*GIVEN RECORDS*
● ● ● ● ●
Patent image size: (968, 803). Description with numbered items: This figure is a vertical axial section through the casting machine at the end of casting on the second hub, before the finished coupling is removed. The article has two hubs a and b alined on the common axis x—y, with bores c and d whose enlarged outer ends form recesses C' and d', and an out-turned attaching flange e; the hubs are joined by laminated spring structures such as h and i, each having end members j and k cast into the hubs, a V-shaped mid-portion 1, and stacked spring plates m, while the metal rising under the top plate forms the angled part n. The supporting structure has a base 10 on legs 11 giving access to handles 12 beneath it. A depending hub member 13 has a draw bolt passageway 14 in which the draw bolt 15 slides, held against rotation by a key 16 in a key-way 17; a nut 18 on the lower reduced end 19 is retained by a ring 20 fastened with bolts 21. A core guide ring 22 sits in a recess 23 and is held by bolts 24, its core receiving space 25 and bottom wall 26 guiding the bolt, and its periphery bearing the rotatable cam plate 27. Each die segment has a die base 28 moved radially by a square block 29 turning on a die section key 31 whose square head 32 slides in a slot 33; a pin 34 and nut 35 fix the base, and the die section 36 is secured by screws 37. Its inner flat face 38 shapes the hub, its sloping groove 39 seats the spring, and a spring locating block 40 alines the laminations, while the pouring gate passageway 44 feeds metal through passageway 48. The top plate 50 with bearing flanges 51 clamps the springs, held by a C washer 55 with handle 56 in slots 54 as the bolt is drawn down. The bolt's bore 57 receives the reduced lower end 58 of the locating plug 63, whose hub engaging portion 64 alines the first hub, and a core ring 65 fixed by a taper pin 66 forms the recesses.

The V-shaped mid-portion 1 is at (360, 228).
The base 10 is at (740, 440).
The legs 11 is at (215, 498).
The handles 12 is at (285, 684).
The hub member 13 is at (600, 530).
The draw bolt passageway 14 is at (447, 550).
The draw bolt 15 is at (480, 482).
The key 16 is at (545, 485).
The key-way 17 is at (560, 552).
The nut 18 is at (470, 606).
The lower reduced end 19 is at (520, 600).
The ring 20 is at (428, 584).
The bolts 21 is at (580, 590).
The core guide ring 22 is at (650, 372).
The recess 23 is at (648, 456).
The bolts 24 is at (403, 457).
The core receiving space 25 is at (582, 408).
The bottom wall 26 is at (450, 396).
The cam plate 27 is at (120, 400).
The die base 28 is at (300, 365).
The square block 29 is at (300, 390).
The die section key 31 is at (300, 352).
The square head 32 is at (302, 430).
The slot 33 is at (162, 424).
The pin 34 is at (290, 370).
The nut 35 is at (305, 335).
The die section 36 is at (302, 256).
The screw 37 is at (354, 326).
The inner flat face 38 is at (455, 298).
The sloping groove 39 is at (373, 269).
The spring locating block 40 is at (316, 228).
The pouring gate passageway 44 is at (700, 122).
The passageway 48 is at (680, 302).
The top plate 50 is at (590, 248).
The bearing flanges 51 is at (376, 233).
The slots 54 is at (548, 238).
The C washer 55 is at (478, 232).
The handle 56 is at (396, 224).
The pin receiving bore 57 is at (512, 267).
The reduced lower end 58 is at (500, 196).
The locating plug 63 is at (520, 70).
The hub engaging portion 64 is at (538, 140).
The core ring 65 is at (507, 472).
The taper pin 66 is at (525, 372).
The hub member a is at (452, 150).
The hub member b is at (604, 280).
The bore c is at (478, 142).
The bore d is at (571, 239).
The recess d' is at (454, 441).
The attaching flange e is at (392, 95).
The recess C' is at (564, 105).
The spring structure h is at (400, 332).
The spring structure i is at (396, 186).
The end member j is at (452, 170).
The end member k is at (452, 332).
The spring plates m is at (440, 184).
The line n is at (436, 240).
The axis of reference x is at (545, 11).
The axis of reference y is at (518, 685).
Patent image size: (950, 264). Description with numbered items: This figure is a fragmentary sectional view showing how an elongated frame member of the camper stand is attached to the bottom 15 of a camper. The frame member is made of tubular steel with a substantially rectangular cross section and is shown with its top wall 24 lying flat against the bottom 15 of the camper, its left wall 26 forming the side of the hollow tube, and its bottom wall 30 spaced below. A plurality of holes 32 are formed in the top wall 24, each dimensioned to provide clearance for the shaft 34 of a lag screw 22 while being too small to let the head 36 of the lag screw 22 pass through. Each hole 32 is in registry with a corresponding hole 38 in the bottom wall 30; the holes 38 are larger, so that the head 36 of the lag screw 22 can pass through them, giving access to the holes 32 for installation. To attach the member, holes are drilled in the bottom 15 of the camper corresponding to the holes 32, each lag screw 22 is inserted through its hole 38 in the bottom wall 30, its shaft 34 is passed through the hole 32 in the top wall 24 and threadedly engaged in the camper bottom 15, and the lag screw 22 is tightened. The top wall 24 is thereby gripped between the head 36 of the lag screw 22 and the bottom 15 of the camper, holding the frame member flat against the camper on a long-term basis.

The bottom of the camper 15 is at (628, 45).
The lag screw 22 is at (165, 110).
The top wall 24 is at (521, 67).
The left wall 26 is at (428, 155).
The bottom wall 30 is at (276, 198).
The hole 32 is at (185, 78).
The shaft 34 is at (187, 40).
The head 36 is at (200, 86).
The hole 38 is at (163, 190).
● ● ● ● ●
Please list every line of the records above that contains the word "left". Case counts.

Patent image size: (950, 264). Description with numbered items: This figure is a fragmentary sectional view showing how an elongated frame member of the camper stand is attached to the bottom 15 of a camper. The frame member is made of tubular steel with a substantially rectangular cross section and is shown with its top wall 24 lying flat against the bottom 15 of the camper, its left wall 26 forming the side of the hollow tube, and its bottom wall 30 spaced below. A plurality of holes 32 are formed in the top wall 24, each dimensioned to provide clearance for the shaft 34 of a lag screw 22 while being too small to let the head 36 of the lag screw 22 pass through. Each hole 32 is in registry with a corresponding hole 38 in the bottom wall 30; the holes 38 are larger, so that the head 36 of the lag screw 22 can pass through them, giving access to the holes 32 for installation. To attach the member, holes are drilled in the bottom 15 of the camper corresponding to the holes 32, each lag screw 22 is inserted through its hole 38 in the bottom wall 30, its shaft 34 is passed through the hole 32 in the top wall 24 and threadedly engaged in the camper bottom 15, and the lag screw 22 is tightened. The top wall 24 is thereby gripped between the head 36 of the lag screw 22 and the bottom 15 of the camper, holding the frame member flat against the camper on a long-term basis.
The left wall 26 is at (428, 155).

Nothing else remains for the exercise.